EXERCISE
Hunt for the word "dengan" across the entries below, copying each line that holds it.

Data items:
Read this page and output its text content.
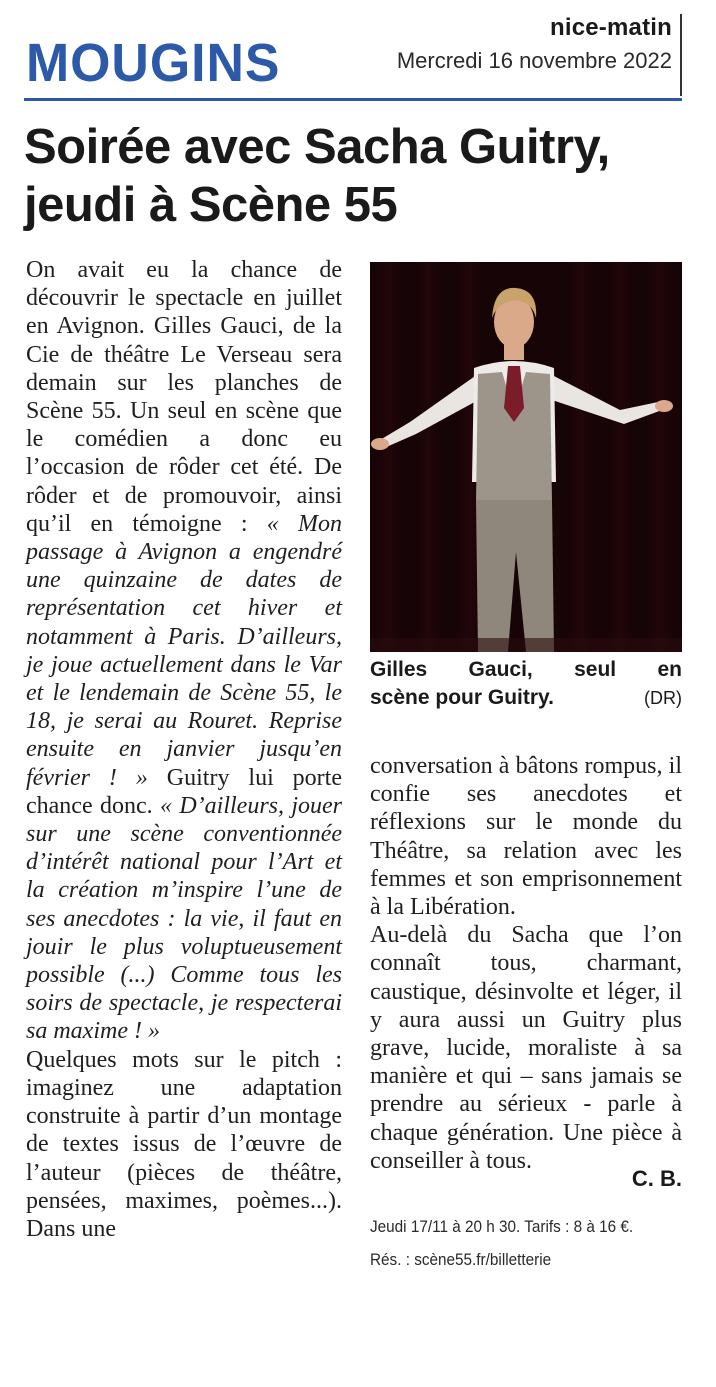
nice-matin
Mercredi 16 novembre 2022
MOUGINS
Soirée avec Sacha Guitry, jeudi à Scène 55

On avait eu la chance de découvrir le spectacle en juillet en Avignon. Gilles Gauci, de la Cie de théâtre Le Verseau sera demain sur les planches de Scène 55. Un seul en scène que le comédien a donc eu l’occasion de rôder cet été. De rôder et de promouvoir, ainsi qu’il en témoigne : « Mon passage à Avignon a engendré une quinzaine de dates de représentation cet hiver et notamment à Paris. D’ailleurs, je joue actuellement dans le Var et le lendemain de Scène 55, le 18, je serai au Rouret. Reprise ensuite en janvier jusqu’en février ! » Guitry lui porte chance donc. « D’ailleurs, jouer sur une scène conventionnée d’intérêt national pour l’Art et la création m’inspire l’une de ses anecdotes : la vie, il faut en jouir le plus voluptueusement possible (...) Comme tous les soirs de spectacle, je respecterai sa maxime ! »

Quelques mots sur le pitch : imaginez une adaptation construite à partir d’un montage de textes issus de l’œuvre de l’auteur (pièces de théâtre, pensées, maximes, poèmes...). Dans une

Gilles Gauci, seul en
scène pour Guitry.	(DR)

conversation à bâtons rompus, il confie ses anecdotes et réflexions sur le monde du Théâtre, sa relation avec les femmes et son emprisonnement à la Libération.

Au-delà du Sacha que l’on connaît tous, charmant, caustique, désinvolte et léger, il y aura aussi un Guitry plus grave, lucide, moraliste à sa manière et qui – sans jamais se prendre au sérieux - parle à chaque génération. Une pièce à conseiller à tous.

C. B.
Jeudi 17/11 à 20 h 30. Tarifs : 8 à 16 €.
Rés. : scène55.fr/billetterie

==

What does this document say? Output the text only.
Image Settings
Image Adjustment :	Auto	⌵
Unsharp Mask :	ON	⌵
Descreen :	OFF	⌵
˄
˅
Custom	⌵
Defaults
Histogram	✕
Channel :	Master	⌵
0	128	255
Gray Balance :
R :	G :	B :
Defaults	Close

...

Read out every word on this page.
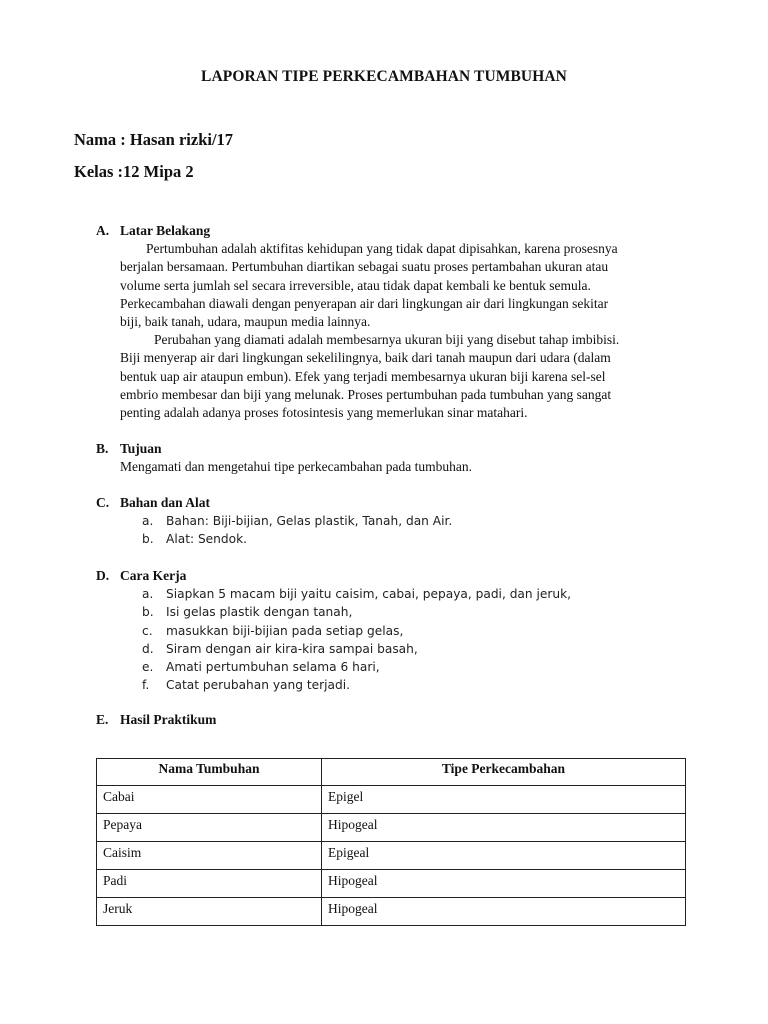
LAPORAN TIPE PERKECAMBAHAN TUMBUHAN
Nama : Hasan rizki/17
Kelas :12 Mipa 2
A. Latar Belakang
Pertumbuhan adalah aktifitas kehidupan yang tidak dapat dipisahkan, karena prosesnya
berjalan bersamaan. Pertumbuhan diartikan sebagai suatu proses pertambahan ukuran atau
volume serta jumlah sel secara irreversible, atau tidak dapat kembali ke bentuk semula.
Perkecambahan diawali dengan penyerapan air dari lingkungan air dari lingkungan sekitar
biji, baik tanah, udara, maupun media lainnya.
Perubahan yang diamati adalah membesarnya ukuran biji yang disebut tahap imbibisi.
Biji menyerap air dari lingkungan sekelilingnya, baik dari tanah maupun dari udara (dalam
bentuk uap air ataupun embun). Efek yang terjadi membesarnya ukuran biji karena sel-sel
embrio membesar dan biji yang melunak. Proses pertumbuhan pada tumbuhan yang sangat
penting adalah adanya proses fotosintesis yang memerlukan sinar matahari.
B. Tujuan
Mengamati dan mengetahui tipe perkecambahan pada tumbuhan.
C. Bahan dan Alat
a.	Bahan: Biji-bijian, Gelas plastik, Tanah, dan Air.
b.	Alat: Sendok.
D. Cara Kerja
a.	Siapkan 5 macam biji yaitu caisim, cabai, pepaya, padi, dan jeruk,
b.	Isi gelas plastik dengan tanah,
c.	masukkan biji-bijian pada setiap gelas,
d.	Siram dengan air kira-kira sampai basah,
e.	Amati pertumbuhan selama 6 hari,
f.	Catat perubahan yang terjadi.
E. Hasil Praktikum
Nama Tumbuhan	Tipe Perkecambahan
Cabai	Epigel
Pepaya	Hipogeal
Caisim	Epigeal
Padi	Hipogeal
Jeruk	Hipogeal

THE ANSWER
Perkecambahan diawali dengan penyerapan air dari lingkungan air dari lingkungan sekitar
b.	Isi gelas plastik dengan tanah,
d.	Siram dengan air kira-kira sampai basah,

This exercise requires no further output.